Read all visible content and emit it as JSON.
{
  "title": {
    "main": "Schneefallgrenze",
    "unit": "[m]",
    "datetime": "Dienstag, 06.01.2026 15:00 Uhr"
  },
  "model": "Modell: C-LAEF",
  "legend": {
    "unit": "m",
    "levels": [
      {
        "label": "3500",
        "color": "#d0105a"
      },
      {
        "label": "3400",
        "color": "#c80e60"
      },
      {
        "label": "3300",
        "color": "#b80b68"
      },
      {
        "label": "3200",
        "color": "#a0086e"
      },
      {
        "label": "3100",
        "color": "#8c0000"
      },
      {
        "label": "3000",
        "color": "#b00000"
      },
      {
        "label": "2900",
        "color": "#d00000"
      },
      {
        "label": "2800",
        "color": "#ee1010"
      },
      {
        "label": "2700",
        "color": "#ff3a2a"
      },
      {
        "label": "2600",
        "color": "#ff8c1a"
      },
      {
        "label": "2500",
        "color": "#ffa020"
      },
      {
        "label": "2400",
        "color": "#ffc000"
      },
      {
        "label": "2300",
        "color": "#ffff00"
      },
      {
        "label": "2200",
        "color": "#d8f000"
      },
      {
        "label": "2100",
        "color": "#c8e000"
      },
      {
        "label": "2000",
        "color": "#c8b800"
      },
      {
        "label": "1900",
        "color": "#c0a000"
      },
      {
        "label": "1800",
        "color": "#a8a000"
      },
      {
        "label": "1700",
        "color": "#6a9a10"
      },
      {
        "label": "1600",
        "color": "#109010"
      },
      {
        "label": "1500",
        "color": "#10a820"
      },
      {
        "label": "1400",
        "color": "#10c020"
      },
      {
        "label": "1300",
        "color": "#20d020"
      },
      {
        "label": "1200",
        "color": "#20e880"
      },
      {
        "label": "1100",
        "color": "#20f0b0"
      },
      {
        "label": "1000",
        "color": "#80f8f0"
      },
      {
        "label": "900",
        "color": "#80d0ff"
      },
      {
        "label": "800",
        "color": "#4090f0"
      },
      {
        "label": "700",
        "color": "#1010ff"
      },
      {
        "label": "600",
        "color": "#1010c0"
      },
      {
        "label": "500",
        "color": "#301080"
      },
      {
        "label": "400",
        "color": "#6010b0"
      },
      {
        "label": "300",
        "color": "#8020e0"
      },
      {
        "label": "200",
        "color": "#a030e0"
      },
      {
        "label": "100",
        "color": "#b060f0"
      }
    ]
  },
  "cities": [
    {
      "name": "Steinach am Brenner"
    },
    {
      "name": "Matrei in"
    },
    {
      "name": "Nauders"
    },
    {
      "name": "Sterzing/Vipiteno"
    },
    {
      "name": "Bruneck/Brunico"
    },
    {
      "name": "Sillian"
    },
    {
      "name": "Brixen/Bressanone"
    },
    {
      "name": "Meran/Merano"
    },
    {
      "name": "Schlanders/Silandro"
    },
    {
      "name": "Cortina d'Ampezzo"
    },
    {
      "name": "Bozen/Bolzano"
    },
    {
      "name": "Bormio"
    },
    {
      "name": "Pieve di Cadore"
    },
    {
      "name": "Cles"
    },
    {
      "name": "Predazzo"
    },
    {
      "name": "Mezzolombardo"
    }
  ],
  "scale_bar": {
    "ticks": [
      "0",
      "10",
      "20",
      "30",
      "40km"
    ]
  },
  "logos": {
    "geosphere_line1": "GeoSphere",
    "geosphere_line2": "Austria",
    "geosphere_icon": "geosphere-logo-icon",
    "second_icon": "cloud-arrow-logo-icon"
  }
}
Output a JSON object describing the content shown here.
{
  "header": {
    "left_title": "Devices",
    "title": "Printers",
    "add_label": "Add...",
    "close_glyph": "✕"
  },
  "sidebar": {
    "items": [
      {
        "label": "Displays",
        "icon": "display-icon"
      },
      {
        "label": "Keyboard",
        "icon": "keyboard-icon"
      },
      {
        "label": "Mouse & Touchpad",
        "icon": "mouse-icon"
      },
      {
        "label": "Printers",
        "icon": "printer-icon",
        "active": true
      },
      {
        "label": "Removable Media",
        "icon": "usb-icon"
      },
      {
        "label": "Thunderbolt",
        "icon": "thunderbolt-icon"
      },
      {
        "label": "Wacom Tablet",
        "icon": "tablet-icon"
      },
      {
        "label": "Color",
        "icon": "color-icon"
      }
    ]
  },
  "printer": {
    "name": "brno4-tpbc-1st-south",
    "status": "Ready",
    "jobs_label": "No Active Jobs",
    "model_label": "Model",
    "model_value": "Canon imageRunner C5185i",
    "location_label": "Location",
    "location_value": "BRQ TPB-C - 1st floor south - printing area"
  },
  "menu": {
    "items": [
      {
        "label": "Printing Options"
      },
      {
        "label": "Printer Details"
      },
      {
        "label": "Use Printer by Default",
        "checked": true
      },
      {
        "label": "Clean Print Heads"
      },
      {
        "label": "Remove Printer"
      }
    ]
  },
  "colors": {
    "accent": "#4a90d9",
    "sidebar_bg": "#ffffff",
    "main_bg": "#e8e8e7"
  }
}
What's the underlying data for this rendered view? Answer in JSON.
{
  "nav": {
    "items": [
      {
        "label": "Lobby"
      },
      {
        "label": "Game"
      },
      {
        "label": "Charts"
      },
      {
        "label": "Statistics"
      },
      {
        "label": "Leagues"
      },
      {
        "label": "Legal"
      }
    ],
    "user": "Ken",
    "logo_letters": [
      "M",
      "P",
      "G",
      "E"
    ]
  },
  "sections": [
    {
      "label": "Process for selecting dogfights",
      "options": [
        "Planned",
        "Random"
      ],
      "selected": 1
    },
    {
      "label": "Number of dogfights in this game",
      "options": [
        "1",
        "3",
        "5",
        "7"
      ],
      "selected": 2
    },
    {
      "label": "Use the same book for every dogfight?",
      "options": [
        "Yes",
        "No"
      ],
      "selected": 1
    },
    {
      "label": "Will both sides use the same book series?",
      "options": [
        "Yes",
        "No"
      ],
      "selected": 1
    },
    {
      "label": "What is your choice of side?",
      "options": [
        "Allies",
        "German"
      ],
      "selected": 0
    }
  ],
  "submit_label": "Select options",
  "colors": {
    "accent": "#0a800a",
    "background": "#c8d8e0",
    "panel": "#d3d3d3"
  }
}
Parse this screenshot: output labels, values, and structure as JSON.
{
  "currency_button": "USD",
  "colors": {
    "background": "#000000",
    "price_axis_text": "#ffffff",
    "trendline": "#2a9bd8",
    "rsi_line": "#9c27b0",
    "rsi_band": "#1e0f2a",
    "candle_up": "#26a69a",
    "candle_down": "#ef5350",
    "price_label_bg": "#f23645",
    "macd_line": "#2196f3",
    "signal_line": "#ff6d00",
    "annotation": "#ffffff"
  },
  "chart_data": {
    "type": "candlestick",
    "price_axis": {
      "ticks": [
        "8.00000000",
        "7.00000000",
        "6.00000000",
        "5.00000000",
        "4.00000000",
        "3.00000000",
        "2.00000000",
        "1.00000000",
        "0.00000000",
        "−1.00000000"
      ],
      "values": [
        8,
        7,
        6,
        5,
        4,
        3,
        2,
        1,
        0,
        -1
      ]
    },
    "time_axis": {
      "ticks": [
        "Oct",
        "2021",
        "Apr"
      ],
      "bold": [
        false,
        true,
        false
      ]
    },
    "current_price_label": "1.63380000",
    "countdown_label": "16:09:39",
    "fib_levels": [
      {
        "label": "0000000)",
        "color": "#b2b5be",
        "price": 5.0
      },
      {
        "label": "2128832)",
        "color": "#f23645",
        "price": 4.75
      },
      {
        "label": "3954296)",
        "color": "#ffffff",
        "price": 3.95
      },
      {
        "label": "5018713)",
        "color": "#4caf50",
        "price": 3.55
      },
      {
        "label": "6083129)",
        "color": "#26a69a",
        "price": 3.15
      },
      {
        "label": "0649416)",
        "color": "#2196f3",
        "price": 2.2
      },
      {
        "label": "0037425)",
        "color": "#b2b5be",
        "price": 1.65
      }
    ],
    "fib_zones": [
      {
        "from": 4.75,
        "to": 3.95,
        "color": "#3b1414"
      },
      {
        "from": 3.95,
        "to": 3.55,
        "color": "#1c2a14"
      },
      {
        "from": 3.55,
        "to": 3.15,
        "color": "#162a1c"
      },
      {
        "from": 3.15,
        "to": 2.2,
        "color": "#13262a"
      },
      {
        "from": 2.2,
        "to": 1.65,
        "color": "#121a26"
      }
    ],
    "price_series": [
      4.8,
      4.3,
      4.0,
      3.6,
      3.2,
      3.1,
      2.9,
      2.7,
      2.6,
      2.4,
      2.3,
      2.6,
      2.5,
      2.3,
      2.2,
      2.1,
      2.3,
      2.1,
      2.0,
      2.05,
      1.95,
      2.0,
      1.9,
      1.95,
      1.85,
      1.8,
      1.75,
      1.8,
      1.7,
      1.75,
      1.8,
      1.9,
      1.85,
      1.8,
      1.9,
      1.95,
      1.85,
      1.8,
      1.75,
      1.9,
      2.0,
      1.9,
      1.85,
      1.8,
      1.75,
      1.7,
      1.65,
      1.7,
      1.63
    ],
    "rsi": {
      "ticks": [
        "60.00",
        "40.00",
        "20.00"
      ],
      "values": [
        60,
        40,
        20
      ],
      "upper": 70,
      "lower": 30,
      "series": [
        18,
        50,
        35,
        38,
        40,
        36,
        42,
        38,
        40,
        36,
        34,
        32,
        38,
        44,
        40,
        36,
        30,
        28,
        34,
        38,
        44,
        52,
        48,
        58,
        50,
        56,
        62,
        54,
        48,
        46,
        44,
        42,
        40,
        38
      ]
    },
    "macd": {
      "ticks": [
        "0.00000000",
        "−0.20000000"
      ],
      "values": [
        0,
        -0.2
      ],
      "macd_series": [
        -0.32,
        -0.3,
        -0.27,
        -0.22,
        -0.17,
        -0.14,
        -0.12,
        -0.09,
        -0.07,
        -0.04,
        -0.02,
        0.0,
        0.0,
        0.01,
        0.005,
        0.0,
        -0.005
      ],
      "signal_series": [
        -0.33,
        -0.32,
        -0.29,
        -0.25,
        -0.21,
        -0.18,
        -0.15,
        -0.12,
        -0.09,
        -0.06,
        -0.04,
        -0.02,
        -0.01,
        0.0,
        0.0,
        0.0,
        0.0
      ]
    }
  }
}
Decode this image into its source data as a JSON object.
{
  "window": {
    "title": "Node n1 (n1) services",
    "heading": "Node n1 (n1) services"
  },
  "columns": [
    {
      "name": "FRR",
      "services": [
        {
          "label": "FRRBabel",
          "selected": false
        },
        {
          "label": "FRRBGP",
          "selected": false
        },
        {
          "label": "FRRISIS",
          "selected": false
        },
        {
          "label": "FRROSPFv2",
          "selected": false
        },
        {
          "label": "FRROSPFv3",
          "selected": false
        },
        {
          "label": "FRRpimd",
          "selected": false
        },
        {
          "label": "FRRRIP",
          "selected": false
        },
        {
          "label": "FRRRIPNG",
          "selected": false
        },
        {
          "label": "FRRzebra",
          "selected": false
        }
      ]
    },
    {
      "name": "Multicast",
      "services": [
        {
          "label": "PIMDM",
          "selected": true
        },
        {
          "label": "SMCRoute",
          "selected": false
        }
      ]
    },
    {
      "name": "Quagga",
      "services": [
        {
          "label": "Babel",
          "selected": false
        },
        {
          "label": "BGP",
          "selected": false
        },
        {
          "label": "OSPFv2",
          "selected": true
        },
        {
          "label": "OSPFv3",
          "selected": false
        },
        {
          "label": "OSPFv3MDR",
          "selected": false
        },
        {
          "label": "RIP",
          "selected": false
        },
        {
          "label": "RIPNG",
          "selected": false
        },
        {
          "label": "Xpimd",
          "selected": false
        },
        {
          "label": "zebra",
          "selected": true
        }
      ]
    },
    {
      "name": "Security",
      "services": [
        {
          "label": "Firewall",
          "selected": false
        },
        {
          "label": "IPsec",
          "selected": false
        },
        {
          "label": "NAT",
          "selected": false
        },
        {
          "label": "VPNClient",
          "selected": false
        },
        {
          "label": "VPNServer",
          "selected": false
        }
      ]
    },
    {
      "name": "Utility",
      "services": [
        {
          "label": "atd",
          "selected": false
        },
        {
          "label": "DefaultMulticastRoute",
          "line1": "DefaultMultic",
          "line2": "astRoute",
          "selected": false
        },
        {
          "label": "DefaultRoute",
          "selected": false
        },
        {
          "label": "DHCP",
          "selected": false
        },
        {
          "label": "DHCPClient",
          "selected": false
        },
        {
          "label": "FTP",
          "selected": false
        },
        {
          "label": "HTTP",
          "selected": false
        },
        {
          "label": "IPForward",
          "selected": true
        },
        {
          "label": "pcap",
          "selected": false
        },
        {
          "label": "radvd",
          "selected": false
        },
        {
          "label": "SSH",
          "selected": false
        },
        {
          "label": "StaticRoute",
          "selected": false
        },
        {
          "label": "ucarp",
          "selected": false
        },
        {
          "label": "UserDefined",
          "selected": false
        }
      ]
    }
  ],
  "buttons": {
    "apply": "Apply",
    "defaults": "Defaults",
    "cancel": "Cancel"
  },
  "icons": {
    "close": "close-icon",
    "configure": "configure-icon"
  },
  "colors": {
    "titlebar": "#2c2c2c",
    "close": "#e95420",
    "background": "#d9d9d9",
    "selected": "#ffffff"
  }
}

> _BRIEF_: Filter lines by "from" and return each hit.

> _WORKED ANSWER_:
        "from": 4.75,
        "from": 3.95,
        "from": 3.55,
        "from": 3.15,
        "from": 2.2,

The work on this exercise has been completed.